> _DIRECTIONS FOR THIS TASK_: Keep only the lines where "text" appears.

Dataset items:
*****

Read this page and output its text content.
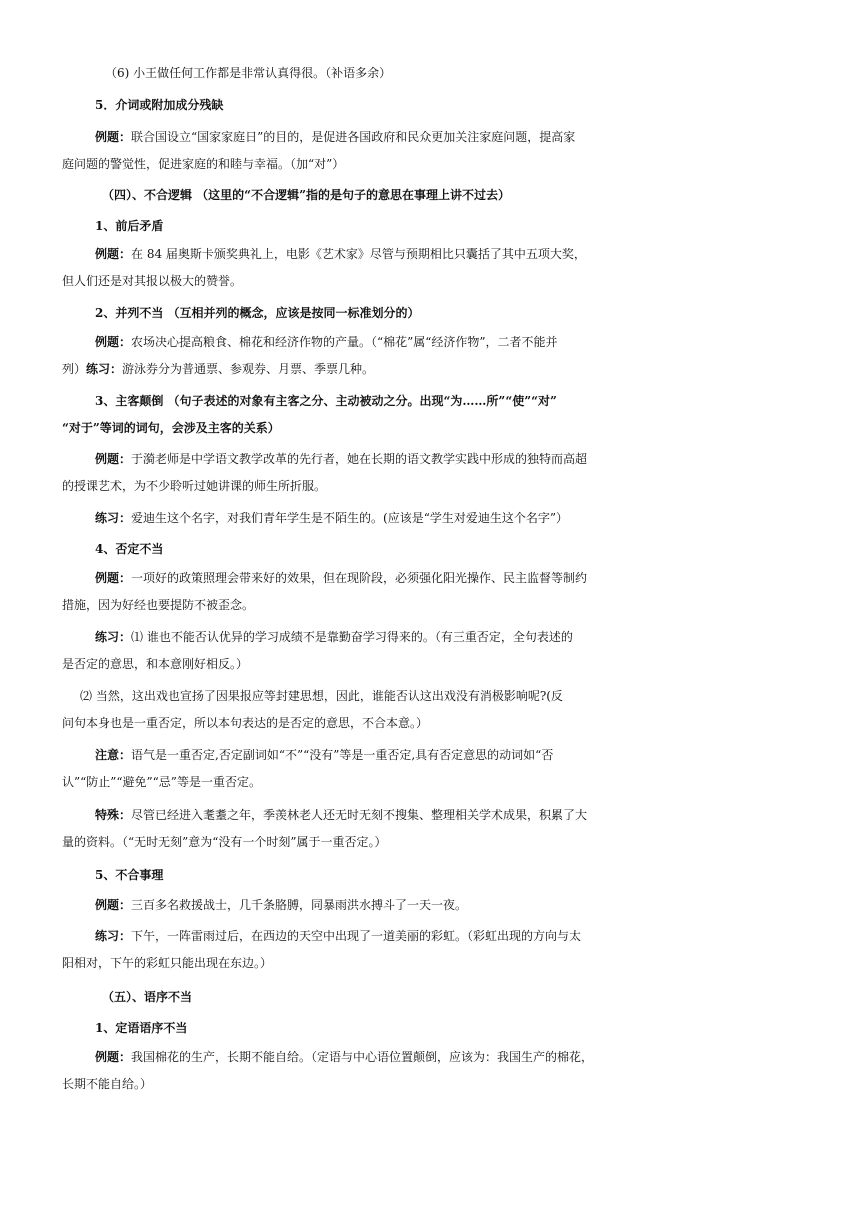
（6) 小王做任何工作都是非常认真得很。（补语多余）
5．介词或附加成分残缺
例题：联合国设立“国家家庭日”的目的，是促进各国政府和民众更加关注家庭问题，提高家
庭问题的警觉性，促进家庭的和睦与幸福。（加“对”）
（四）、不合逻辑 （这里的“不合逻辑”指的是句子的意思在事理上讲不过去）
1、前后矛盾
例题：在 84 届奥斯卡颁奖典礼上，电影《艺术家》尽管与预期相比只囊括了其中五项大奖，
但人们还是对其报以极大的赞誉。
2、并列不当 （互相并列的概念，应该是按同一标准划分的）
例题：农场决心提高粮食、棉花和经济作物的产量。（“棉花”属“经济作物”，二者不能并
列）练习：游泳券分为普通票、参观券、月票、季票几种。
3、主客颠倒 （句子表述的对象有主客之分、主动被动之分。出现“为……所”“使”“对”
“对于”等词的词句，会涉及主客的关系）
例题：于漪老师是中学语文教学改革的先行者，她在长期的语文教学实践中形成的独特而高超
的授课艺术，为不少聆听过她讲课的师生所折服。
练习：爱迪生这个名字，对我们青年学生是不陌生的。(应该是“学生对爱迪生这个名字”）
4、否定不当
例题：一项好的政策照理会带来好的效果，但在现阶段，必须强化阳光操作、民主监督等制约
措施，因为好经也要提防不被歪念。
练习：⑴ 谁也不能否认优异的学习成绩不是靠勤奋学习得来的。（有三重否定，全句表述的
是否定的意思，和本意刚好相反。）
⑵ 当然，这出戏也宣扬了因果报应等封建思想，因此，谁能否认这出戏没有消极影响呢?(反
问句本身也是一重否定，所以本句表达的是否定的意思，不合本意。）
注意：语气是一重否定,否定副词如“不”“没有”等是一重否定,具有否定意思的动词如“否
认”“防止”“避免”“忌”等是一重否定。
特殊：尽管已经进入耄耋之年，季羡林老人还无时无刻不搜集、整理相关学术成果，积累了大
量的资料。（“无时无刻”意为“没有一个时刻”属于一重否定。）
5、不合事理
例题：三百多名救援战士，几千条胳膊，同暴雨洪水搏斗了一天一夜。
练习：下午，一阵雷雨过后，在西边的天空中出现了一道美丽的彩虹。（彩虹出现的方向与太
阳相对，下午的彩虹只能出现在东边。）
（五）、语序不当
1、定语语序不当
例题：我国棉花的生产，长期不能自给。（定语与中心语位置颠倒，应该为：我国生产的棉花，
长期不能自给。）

*****

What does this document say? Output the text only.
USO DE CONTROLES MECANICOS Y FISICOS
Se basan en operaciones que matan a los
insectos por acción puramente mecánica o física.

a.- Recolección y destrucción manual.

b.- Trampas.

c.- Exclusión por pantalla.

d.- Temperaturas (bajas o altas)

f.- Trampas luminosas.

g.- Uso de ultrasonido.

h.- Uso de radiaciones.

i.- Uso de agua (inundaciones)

*****

> _COMPLETE OUTPUT_:
Read this page and output its text content.
What does this document say? Output the text only.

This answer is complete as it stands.